## WHAT TO PRODUCE
Skip the pictures and quote all of the lines exactly.

## EXERCISE INPUTS
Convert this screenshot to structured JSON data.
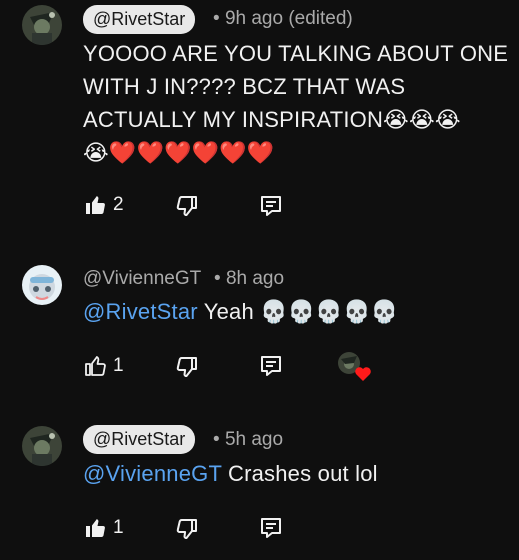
{
  "comments": [
    {
      "author": "@RivetStar",
      "author_style": "chip",
      "time": "9h ago (edited)",
      "text": "YOOOO ARE YOU TALKING ABOUT ONE\nWITH J IN???? BCZ THAT WAS\nACTUALLY MY INSPIRATION😭😭😭\n😭❤️❤️❤️❤️❤️❤️",
      "likes": "2",
      "liked": true
    },
    {
      "author": "@VivienneGT",
      "author_style": "plain",
      "time": "8h ago",
      "mention": "@RivetStar",
      "text": "Yeah 💀💀💀💀💀",
      "likes": "1",
      "liked": false,
      "creator_heart": true
    },
    {
      "author": "@RivetStar",
      "author_style": "chip",
      "time": "5h ago",
      "mention": "@VivienneGT",
      "text": "Crashes out lol",
      "likes": "1",
      "liked": true
    }
  ],
  "icons": {
    "like": "thumbs-up-icon",
    "dislike": "thumbs-down-icon",
    "reply": "reply-icon",
    "heart": "heart-icon"
  },
  "colors": {
    "background": "#0f0f0f",
    "mention": "#5aa3f0",
    "chip": "#e9e9e9",
    "heart": "#ff1a1a"
  }
}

## REPLY
Convert this screenshot to structured JSON data.
{
  "comments": [
    {
      "author": "@RivetStar",
      "author_style": "chip",
      "time": "9h ago (edited)",
      "text": "YOOOO ARE YOU TALKING ABOUT ONE\nWITH J IN???? BCZ THAT WAS\nACTUALLY MY INSPIRATION😭😭😭\n😭❤️❤️❤️❤️❤️❤️",
      "likes": "2",
      "liked": true
    },
    {
      "author": "@VivienneGT",
      "author_style": "plain",
      "time": "8h ago",
      "mention": "@RivetStar",
      "text": "Yeah 💀💀💀💀💀",
      "likes": "1",
      "liked": false,
      "creator_heart": true
    },
    {
      "author": "@RivetStar",
      "author_style": "chip",
      "time": "5h ago",
      "mention": "@VivienneGT",
      "text": "Crashes out lol",
      "likes": "1",
      "liked": true
    }
  ],
  "icons": {
    "like": "thumbs-up-icon",
    "dislike": "thumbs-down-icon",
    "reply": "reply-icon",
    "heart": "heart-icon"
  },
  "colors": {
    "background": "#0f0f0f",
    "mention": "#5aa3f0",
    "chip": "#e9e9e9",
    "heart": "#ff1a1a"
  }
}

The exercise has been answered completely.